━━━━━ EXERCISE MATERIALS
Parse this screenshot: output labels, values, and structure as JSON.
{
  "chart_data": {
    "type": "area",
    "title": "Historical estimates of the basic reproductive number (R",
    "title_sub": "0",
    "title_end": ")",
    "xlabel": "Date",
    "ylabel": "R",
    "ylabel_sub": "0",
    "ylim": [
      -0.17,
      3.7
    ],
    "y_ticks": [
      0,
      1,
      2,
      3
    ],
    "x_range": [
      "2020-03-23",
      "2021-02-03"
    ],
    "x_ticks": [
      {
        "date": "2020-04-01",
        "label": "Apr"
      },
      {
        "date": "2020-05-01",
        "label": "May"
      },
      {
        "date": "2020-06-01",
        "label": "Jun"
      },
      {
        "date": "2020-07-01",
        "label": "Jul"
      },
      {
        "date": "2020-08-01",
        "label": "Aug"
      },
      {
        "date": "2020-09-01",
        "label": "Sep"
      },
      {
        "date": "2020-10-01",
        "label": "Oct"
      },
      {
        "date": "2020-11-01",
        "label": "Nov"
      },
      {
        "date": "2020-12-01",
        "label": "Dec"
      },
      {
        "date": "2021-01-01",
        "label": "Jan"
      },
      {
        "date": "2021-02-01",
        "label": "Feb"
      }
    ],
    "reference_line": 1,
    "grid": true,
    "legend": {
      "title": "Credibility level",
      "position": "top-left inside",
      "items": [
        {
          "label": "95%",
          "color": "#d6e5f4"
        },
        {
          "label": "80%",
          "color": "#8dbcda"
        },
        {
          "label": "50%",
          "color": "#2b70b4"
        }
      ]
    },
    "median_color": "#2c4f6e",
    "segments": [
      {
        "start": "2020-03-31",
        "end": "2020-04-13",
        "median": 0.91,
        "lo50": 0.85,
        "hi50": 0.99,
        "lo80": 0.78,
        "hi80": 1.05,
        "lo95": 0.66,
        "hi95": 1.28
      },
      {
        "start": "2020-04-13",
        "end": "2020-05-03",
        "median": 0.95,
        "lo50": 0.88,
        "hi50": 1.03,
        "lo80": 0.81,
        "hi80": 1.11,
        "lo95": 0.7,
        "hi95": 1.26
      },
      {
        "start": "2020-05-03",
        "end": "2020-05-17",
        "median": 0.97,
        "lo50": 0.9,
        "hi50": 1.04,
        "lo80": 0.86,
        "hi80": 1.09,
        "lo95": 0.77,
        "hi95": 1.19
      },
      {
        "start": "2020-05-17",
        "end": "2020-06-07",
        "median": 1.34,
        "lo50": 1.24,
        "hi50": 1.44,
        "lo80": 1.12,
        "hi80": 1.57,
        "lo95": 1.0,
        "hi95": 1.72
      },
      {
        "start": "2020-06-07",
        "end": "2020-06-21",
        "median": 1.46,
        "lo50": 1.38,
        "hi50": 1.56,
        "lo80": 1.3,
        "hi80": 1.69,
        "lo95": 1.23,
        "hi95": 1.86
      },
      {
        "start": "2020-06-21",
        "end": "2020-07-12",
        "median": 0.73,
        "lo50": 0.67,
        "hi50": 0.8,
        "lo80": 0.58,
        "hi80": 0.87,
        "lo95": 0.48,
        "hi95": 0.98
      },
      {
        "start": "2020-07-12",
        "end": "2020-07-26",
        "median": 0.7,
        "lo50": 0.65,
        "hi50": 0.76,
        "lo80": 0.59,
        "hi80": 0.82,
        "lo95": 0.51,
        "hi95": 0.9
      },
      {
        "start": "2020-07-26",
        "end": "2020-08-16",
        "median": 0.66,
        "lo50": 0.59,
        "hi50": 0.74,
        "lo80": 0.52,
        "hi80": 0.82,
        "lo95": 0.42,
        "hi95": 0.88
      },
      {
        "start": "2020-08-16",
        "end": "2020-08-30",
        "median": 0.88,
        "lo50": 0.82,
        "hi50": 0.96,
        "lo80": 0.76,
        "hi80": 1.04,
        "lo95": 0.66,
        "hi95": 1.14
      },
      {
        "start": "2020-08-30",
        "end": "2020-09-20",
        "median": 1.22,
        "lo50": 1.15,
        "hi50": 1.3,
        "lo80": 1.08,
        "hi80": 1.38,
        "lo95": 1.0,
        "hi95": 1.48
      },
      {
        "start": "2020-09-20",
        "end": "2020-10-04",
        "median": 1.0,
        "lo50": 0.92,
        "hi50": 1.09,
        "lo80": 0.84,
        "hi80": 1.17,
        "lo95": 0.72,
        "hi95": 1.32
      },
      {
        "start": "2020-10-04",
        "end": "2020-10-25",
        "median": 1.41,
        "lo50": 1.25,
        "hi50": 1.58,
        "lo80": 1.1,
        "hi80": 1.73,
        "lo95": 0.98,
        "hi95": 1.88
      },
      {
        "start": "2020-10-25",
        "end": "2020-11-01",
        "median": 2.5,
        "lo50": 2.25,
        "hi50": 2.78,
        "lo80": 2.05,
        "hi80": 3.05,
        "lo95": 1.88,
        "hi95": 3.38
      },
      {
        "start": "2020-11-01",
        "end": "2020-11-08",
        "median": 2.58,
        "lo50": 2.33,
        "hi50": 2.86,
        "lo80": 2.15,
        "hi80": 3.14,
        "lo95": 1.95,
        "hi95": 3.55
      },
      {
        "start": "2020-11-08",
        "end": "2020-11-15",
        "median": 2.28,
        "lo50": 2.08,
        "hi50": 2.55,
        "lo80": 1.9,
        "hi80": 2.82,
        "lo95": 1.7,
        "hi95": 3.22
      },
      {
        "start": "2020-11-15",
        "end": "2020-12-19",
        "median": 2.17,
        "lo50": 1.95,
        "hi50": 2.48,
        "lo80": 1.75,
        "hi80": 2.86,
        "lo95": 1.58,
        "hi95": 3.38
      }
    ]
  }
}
━━━━━━━━━━
Transcribe the data. Leave every line exactly as it is.

== SOLUTION TO THE EXERCISE ==
Parse this screenshot: output labels, values, and structure as JSON.
{
  "chart_data": {
    "type": "area",
    "title": "Historical estimates of the basic reproductive number (R",
    "title_sub": "0",
    "title_end": ")",
    "xlabel": "Date",
    "ylabel": "R",
    "ylabel_sub": "0",
    "ylim": [
      -0.17,
      3.7
    ],
    "y_ticks": [
      0,
      1,
      2,
      3
    ],
    "x_range": [
      "2020-03-23",
      "2021-02-03"
    ],
    "x_ticks": [
      {
        "date": "2020-04-01",
        "label": "Apr"
      },
      {
        "date": "2020-05-01",
        "label": "May"
      },
      {
        "date": "2020-06-01",
        "label": "Jun"
      },
      {
        "date": "2020-07-01",
        "label": "Jul"
      },
      {
        "date": "2020-08-01",
        "label": "Aug"
      },
      {
        "date": "2020-09-01",
        "label": "Sep"
      },
      {
        "date": "2020-10-01",
        "label": "Oct"
      },
      {
        "date": "2020-11-01",
        "label": "Nov"
      },
      {
        "date": "2020-12-01",
        "label": "Dec"
      },
      {
        "date": "2021-01-01",
        "label": "Jan"
      },
      {
        "date": "2021-02-01",
        "label": "Feb"
      }
    ],
    "reference_line": 1,
    "grid": true,
    "legend": {
      "title": "Credibility level",
      "position": "top-left inside",
      "items": [
        {
          "label": "95%",
          "color": "#d6e5f4"
        },
        {
          "label": "80%",
          "color": "#8dbcda"
        },
        {
          "label": "50%",
          "color": "#2b70b4"
        }
      ]
    },
    "median_color": "#2c4f6e",
    "segments": [
      {
        "start": "2020-03-31",
        "end": "2020-04-13",
        "median": 0.91,
        "lo50": 0.85,
        "hi50": 0.99,
        "lo80": 0.78,
        "hi80": 1.05,
        "lo95": 0.66,
        "hi95": 1.28
      },
      {
        "start": "2020-04-13",
        "end": "2020-05-03",
        "median": 0.95,
        "lo50": 0.88,
        "hi50": 1.03,
        "lo80": 0.81,
        "hi80": 1.11,
        "lo95": 0.7,
        "hi95": 1.26
      },
      {
        "start": "2020-05-03",
        "end": "2020-05-17",
        "median": 0.97,
        "lo50": 0.9,
        "hi50": 1.04,
        "lo80": 0.86,
        "hi80": 1.09,
        "lo95": 0.77,
        "hi95": 1.19
      },
      {
        "start": "2020-05-17",
        "end": "2020-06-07",
        "median": 1.34,
        "lo50": 1.24,
        "hi50": 1.44,
        "lo80": 1.12,
        "hi80": 1.57,
        "lo95": 1.0,
        "hi95": 1.72
      },
      {
        "start": "2020-06-07",
        "end": "2020-06-21",
        "median": 1.46,
        "lo50": 1.38,
        "hi50": 1.56,
        "lo80": 1.3,
        "hi80": 1.69,
        "lo95": 1.23,
        "hi95": 1.86
      },
      {
        "start": "2020-06-21",
        "end": "2020-07-12",
        "median": 0.73,
        "lo50": 0.67,
        "hi50": 0.8,
        "lo80": 0.58,
        "hi80": 0.87,
        "lo95": 0.48,
        "hi95": 0.98
      },
      {
        "start": "2020-07-12",
        "end": "2020-07-26",
        "median": 0.7,
        "lo50": 0.65,
        "hi50": 0.76,
        "lo80": 0.59,
        "hi80": 0.82,
        "lo95": 0.51,
        "hi95": 0.9
      },
      {
        "start": "2020-07-26",
        "end": "2020-08-16",
        "median": 0.66,
        "lo50": 0.59,
        "hi50": 0.74,
        "lo80": 0.52,
        "hi80": 0.82,
        "lo95": 0.42,
        "hi95": 0.88
      },
      {
        "start": "2020-08-16",
        "end": "2020-08-30",
        "median": 0.88,
        "lo50": 0.82,
        "hi50": 0.96,
        "lo80": 0.76,
        "hi80": 1.04,
        "lo95": 0.66,
        "hi95": 1.14
      },
      {
        "start": "2020-08-30",
        "end": "2020-09-20",
        "median": 1.22,
        "lo50": 1.15,
        "hi50": 1.3,
        "lo80": 1.08,
        "hi80": 1.38,
        "lo95": 1.0,
        "hi95": 1.48
      },
      {
        "start": "2020-09-20",
        "end": "2020-10-04",
        "median": 1.0,
        "lo50": 0.92,
        "hi50": 1.09,
        "lo80": 0.84,
        "hi80": 1.17,
        "lo95": 0.72,
        "hi95": 1.32
      },
      {
        "start": "2020-10-04",
        "end": "2020-10-25",
        "median": 1.41,
        "lo50": 1.25,
        "hi50": 1.58,
        "lo80": 1.1,
        "hi80": 1.73,
        "lo95": 0.98,
        "hi95": 1.88
      },
      {
        "start": "2020-10-25",
        "end": "2020-11-01",
        "median": 2.5,
        "lo50": 2.25,
        "hi50": 2.78,
        "lo80": 2.05,
        "hi80": 3.05,
        "lo95": 1.88,
        "hi95": 3.38
      },
      {
        "start": "2020-11-01",
        "end": "2020-11-08",
        "median": 2.58,
        "lo50": 2.33,
        "hi50": 2.86,
        "lo80": 2.15,
        "hi80": 3.14,
        "lo95": 1.95,
        "hi95": 3.55
      },
      {
        "start": "2020-11-08",
        "end": "2020-11-15",
        "median": 2.28,
        "lo50": 2.08,
        "hi50": 2.55,
        "lo80": 1.9,
        "hi80": 2.82,
        "lo95": 1.7,
        "hi95": 3.22
      },
      {
        "start": "2020-11-15",
        "end": "2020-12-19",
        "median": 2.17,
        "lo50": 1.95,
        "hi50": 2.48,
        "lo80": 1.75,
        "hi80": 2.86,
        "lo95": 1.58,
        "hi95": 3.38
      }
    ]
  }
}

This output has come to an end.